[BEGIN Input data]
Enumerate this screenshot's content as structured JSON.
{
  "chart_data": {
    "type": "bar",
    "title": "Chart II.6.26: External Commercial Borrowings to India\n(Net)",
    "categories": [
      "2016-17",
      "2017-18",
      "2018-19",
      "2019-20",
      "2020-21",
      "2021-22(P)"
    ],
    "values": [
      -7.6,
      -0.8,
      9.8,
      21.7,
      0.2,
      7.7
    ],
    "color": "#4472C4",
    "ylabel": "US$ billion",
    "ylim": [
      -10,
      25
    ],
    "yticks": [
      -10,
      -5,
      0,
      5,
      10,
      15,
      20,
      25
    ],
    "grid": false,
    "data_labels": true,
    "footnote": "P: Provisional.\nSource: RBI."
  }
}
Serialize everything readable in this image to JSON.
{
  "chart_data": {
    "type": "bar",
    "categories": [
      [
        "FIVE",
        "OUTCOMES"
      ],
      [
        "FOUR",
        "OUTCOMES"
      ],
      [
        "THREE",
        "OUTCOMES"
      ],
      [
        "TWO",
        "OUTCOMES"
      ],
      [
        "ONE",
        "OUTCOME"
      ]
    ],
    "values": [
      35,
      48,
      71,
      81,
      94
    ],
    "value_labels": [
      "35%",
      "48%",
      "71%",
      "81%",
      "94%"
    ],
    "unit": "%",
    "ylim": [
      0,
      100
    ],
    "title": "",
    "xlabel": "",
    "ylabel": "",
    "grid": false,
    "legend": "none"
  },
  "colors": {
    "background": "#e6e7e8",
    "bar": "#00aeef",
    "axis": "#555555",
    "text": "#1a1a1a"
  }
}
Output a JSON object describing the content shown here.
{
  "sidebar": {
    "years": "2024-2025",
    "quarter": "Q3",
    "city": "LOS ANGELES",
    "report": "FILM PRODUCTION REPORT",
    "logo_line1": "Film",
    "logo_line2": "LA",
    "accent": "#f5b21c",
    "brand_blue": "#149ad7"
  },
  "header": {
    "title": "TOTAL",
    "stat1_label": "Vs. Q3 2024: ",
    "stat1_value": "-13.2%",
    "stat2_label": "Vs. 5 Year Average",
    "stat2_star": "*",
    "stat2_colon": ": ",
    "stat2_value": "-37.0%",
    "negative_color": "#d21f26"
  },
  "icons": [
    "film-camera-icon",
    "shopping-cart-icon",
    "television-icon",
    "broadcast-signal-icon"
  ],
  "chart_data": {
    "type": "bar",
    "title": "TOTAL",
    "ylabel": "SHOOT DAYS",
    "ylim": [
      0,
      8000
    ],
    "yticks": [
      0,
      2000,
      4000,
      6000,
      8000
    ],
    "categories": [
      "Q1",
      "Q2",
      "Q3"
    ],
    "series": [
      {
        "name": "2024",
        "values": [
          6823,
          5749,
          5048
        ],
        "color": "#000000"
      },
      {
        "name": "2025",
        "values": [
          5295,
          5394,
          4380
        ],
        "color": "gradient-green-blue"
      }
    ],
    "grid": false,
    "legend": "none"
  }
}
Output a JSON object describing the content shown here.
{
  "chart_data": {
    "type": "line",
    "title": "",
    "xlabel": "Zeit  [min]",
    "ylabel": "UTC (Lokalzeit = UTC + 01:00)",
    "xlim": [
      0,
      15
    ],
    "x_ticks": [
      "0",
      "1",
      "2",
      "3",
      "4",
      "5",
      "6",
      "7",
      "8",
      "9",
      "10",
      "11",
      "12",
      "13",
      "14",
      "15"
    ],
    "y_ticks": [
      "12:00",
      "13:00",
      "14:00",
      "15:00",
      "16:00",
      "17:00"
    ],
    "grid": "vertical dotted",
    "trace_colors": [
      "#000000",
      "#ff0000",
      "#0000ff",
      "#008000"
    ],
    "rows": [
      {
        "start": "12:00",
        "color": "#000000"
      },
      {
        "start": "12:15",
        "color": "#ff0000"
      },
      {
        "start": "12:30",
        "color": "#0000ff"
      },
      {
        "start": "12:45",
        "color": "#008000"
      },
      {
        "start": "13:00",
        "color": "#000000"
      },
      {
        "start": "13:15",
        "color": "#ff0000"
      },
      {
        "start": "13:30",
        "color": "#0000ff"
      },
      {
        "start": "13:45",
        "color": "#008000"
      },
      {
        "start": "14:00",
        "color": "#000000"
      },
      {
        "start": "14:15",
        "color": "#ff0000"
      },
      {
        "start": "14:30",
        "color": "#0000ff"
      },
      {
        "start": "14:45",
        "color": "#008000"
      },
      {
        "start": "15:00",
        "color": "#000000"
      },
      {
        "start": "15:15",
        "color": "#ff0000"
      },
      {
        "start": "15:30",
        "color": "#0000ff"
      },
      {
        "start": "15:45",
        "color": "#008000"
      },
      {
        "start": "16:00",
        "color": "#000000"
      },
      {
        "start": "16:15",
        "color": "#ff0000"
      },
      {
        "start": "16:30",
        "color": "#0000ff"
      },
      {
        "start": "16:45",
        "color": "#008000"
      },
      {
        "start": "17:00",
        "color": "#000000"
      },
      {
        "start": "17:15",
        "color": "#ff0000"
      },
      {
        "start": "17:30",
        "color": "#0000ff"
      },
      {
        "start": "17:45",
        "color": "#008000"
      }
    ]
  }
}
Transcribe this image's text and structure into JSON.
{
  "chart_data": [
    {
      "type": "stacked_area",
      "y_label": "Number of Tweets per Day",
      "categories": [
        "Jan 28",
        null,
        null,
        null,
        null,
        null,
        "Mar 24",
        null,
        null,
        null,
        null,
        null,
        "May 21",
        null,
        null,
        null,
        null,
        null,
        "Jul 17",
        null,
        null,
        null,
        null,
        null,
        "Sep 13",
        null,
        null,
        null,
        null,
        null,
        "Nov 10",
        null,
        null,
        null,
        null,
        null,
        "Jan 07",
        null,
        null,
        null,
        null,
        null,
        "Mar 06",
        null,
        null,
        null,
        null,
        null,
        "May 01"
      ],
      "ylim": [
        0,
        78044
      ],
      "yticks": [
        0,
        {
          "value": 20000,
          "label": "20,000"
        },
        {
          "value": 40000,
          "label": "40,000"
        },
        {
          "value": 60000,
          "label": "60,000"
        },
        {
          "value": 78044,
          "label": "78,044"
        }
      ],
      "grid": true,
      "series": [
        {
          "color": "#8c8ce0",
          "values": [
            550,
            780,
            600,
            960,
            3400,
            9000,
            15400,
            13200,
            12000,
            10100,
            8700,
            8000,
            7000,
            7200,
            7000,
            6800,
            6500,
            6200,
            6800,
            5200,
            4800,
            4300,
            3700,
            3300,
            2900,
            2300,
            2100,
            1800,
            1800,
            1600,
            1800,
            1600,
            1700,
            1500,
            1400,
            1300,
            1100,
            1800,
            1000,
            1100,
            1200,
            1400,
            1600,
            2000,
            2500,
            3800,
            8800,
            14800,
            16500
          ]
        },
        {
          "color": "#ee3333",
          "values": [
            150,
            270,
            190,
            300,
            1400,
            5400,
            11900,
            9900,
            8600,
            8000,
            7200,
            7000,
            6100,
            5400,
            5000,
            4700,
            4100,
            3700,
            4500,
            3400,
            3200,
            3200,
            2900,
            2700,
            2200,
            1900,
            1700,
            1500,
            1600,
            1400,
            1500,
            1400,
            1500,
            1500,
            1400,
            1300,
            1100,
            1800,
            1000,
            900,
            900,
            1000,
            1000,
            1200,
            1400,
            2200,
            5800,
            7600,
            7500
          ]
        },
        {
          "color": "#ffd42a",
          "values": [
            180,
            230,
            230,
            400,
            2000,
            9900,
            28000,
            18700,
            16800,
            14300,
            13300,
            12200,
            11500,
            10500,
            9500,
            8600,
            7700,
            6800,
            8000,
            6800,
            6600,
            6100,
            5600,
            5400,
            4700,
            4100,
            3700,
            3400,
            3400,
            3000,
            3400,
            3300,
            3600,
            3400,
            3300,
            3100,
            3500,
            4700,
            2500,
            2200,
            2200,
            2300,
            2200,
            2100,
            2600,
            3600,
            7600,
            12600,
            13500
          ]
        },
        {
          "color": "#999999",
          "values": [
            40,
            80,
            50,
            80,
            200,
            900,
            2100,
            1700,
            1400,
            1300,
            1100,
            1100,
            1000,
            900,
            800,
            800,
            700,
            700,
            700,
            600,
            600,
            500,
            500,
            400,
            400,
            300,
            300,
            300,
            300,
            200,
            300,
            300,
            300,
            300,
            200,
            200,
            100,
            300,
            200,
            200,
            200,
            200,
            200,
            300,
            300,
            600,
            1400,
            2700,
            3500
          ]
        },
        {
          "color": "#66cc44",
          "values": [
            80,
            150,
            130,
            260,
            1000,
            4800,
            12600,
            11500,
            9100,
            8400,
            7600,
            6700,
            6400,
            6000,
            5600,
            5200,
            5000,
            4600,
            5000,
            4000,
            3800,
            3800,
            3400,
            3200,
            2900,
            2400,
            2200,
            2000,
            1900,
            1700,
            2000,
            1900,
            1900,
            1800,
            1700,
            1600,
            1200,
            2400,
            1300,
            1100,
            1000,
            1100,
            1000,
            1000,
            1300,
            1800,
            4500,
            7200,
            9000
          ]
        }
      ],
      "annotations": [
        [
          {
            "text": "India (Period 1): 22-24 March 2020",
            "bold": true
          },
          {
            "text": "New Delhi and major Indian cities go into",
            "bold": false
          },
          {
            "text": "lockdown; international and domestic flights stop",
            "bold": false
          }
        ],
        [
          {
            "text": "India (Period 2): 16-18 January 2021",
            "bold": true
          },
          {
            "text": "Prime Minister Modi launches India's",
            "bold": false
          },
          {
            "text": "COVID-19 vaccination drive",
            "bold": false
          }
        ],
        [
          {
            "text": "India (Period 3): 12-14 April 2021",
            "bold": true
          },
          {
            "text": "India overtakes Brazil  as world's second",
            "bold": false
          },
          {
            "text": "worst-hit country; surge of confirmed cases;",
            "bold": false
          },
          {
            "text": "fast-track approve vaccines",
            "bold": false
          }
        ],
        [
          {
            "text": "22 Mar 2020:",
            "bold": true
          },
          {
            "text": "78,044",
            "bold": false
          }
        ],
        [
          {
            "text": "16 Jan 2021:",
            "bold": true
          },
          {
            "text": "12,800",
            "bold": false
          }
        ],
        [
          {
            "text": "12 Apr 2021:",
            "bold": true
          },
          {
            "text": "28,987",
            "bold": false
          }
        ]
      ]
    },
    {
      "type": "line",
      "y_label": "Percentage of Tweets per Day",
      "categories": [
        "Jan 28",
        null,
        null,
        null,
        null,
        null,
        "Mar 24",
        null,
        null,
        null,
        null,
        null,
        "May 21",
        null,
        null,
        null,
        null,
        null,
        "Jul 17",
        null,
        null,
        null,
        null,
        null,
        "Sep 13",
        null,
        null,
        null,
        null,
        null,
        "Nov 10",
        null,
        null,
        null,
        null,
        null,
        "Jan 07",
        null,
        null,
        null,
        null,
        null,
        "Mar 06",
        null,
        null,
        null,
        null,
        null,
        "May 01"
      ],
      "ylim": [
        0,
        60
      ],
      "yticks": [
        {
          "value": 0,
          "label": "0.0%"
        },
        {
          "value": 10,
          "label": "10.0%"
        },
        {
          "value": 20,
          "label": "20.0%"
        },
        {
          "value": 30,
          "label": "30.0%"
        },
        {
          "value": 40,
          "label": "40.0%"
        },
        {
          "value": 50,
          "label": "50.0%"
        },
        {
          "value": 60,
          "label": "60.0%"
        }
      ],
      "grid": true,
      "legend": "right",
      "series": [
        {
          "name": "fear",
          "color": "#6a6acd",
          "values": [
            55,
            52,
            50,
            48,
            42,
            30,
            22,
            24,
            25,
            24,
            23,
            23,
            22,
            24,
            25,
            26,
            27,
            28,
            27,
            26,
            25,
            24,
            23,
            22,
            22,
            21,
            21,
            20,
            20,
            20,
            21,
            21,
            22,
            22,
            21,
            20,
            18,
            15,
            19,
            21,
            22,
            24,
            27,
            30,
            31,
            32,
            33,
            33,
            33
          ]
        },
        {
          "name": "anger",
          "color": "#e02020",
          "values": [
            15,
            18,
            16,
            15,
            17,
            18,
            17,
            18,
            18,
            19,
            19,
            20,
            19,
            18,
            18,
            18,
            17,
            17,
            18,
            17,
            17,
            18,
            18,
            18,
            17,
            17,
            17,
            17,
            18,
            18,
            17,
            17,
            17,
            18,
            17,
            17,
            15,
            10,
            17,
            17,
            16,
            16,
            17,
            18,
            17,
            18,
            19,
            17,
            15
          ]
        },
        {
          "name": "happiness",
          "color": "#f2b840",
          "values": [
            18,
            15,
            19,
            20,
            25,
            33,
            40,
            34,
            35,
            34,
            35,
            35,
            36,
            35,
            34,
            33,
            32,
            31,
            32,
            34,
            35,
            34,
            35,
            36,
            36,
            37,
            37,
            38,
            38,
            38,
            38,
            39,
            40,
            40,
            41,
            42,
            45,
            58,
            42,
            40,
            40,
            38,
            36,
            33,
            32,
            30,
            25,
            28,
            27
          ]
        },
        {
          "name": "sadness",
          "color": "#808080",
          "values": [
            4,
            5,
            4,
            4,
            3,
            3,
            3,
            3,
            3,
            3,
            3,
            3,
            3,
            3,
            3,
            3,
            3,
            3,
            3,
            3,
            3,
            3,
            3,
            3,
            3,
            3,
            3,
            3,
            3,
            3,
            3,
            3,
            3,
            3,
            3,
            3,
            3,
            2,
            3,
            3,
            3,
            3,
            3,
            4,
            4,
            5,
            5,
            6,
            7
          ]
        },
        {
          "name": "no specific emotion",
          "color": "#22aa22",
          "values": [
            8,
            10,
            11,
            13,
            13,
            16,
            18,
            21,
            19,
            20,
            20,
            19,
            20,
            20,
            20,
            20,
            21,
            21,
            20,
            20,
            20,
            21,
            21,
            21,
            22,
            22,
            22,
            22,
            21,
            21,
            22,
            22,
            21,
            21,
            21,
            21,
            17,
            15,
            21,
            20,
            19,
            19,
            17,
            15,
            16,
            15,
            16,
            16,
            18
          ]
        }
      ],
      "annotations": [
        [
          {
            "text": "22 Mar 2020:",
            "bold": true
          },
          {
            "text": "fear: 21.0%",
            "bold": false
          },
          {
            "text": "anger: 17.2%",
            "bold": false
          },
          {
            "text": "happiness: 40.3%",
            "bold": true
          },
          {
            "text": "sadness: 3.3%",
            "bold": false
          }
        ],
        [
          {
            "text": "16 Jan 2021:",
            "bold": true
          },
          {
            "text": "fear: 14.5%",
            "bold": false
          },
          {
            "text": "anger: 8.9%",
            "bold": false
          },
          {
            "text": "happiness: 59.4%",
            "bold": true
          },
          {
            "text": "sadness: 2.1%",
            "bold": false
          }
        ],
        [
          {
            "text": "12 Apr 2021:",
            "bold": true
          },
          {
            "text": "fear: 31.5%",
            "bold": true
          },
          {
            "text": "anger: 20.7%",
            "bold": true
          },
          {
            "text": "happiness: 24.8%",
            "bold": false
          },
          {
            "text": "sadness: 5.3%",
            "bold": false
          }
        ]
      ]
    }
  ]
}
[END Input data]
**Work to be completed:**
Across the records, count the lines holding the string "this". Give the number and stop.

**The reply:**
3